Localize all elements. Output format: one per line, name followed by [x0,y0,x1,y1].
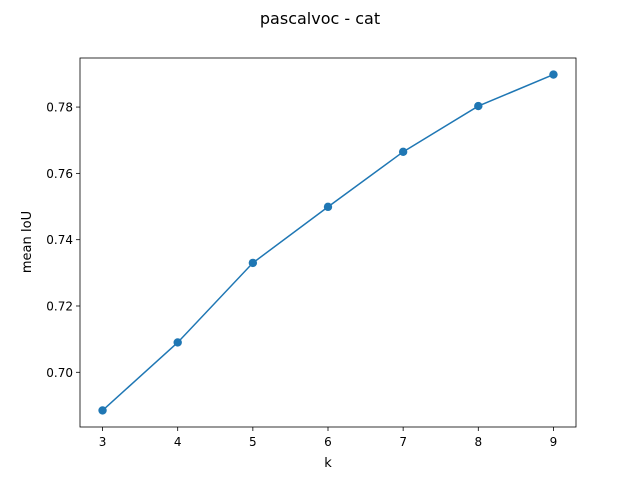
x-tick-label: 7 [399,435,407,449]
y-axis-label: mean IoU [20,211,35,273]
data-points [98,70,558,415]
chart-title: pascalvoc - cat [260,9,380,28]
data-point [474,101,483,111]
y-tick-label: 0.78 [46,101,73,115]
x-tick-label: 4 [174,435,182,449]
data-point [323,202,333,212]
x-tick-label: 8 [474,435,482,449]
y-axis: 0.70 0.72 0.74 0.76 0.78 [46,101,80,380]
x-tick-label: 6 [324,435,332,449]
data-point [98,406,107,415]
y-tick-label: 0.74 [46,233,73,247]
data-point [398,147,408,157]
y-tick-label: 0.72 [46,299,73,313]
data-point [549,70,558,79]
data-point [173,338,182,347]
data-point [248,258,258,268]
x-tick-label: 3 [99,435,107,449]
x-tick-label: 9 [550,435,558,449]
y-tick-label: 0.70 [46,366,73,380]
x-tick-label: 5 [249,435,257,449]
y-tick-label: 0.76 [46,167,73,181]
plot-area [79,57,577,428]
x-axis: 3 4 5 6 7 8 9 [99,427,558,449]
x-axis-label: k [324,456,332,471]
******************************
Prompt: Please reproduce all of the lines above exactly, leaving out the pictures.

Output below:
Localize all elements. Output format: one per line, name followed by [x0,y0,x1,y1].
x-tick-label: 7 [399,435,407,449]
y-axis-label: mean IoU [20,211,35,273]
data-points [98,70,558,415]
chart-title: pascalvoc - cat [260,9,380,28]
data-point [474,101,483,111]
y-tick-label: 0.78 [46,101,73,115]
x-tick-label: 4 [174,435,182,449]
data-point [323,202,333,212]
x-tick-label: 8 [474,435,482,449]
y-axis: 0.70 0.72 0.74 0.76 0.78 [46,101,80,380]
x-tick-label: 6 [324,435,332,449]
data-point [98,406,107,415]
y-tick-label: 0.74 [46,233,73,247]
data-point [398,147,408,157]
y-tick-label: 0.72 [46,299,73,313]
data-point [549,70,558,79]
data-point [173,338,182,347]
data-point [248,258,258,268]
x-tick-label: 3 [99,435,107,449]
x-tick-label: 9 [550,435,558,449]
y-tick-label: 0.70 [46,366,73,380]
x-tick-label: 5 [249,435,257,449]
y-tick-label: 0.76 [46,167,73,181]
plot-area [79,57,577,428]
x-axis: 3 4 5 6 7 8 9 [99,427,558,449]
x-axis-label: k [324,456,332,471]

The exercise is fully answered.